(GOAL OF THE EXERCISE): Leave out the pictures and copy every record exactly.

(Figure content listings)

------------------------------------------------------------------------

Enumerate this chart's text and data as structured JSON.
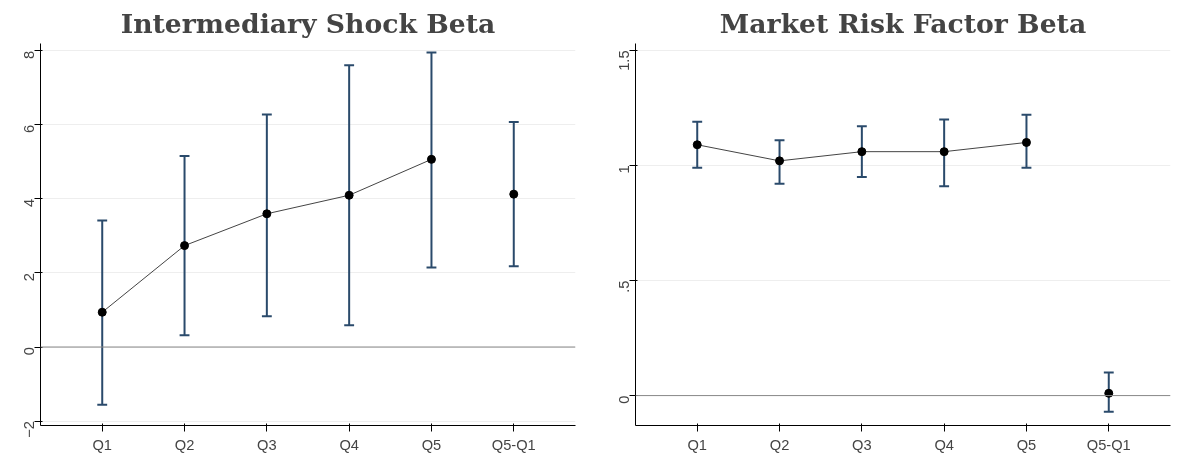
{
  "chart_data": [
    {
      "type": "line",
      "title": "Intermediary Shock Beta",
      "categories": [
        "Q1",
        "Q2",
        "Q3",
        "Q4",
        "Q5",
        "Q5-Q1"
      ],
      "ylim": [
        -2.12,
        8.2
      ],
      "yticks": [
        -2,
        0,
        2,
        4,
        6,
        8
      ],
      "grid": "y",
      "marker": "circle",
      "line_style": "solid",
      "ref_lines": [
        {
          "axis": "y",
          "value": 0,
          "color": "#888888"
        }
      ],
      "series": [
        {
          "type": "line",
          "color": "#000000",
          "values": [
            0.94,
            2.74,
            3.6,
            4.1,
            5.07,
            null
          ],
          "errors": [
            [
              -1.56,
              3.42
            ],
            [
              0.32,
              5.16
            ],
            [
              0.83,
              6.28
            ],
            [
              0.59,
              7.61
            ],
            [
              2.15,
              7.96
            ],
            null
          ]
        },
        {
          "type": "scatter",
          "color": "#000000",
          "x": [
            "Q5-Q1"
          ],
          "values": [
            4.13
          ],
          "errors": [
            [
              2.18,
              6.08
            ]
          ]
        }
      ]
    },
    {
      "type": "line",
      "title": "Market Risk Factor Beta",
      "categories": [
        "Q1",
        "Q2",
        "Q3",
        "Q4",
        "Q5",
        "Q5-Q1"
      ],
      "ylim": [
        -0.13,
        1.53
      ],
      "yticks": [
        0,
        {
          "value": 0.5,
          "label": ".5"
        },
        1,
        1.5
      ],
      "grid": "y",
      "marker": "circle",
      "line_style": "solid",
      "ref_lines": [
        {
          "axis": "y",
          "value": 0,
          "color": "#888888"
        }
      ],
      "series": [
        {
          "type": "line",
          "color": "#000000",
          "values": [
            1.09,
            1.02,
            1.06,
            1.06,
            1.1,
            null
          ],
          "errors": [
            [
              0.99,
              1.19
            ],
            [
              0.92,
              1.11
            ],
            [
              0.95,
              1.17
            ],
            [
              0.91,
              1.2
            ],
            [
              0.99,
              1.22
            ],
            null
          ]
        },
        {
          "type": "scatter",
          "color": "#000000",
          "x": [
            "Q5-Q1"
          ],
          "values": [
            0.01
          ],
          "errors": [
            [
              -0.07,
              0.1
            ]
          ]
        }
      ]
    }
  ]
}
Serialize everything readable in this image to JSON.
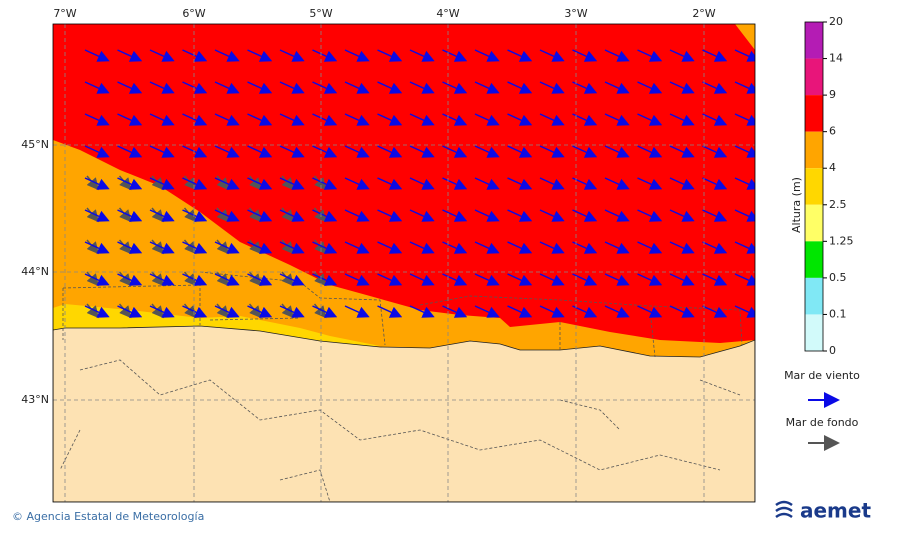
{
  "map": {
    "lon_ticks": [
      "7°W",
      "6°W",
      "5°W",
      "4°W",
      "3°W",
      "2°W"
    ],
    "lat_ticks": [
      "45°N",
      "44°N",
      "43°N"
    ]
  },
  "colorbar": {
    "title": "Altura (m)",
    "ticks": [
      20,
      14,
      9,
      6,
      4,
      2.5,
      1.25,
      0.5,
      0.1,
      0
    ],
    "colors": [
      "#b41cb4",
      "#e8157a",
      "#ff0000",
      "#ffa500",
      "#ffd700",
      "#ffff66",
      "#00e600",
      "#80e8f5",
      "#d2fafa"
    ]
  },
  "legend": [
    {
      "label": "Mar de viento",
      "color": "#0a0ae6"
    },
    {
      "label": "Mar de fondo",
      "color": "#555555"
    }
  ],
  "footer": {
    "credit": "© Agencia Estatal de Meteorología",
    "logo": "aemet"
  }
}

------------------------------------------------------------------------

(COMPLETE ANSWER):
Enumerate this chart's text and data as structured JSON.
{
  "chart_data": [
    {
      "type": "line",
      "title": "Intermediary Shock Beta",
      "categories": [
        "Q1",
        "Q2",
        "Q3",
        "Q4",
        "Q5",
        "Q5-Q1"
      ],
      "ylim": [
        -2.12,
        8.2
      ],
      "yticks": [
        -2,
        0,
        2,
        4,
        6,
        8
      ],
      "grid": "y",
      "marker": "circle",
      "line_style": "solid",
      "ref_lines": [
        {
          "axis": "y",
          "value": 0,
          "color": "#888888"
        }
      ],
      "series": [
        {
          "type": "line",
          "color": "#000000",
          "values": [
            0.94,
            2.74,
            3.6,
            4.1,
            5.07,
            null
          ],
          "errors": [
            [
              -1.56,
              3.42
            ],
            [
              0.32,
              5.16
            ],
            [
              0.83,
              6.28
            ],
            [
              0.59,
              7.61
            ],
            [
              2.15,
              7.96
            ],
            null
          ]
        },
        {
          "type": "scatter",
          "color": "#000000",
          "x": [
            "Q5-Q1"
          ],
          "values": [
            4.13
          ],
          "errors": [
            [
              2.18,
              6.08
            ]
          ]
        }
      ]
    },
    {
      "type": "line",
      "title": "Market Risk Factor Beta",
      "categories": [
        "Q1",
        "Q2",
        "Q3",
        "Q4",
        "Q5",
        "Q5-Q1"
      ],
      "ylim": [
        -0.13,
        1.53
      ],
      "yticks": [
        0,
        {
          "value": 0.5,
          "label": ".5"
        },
        1,
        1.5
      ],
      "grid": "y",
      "marker": "circle",
      "line_style": "solid",
      "ref_lines": [
        {
          "axis": "y",
          "value": 0,
          "color": "#888888"
        }
      ],
      "series": [
        {
          "type": "line",
          "color": "#000000",
          "values": [
            1.09,
            1.02,
            1.06,
            1.06,
            1.1,
            null
          ],
          "errors": [
            [
              0.99,
              1.19
            ],
            [
              0.92,
              1.11
            ],
            [
              0.95,
              1.17
            ],
            [
              0.91,
              1.2
            ],
            [
              0.99,
              1.22
            ],
            null
          ]
        },
        {
          "type": "scatter",
          "color": "#000000",
          "x": [
            "Q5-Q1"
          ],
          "values": [
            0.01
          ],
          "errors": [
            [
              -0.07,
              0.1
            ]
          ]
        }
      ]
    }
  ]
}
Serialize everything readable in this image to JSON.
{
  "map": {
    "lon_ticks": [
      "7°W",
      "6°W",
      "5°W",
      "4°W",
      "3°W",
      "2°W"
    ],
    "lat_ticks": [
      "45°N",
      "44°N",
      "43°N"
    ]
  },
  "colorbar": {
    "title": "Altura (m)",
    "ticks": [
      20,
      14,
      9,
      6,
      4,
      2.5,
      1.25,
      0.5,
      0.1,
      0
    ],
    "colors": [
      "#b41cb4",
      "#e8157a",
      "#ff0000",
      "#ffa500",
      "#ffd700",
      "#ffff66",
      "#00e600",
      "#80e8f5",
      "#d2fafa"
    ]
  },
  "legend": [
    {
      "label": "Mar de viento",
      "color": "#0a0ae6"
    },
    {
      "label": "Mar de fondo",
      "color": "#555555"
    }
  ],
  "footer": {
    "credit": "© Agencia Estatal de Meteorología",
    "logo": "aemet"
  }
}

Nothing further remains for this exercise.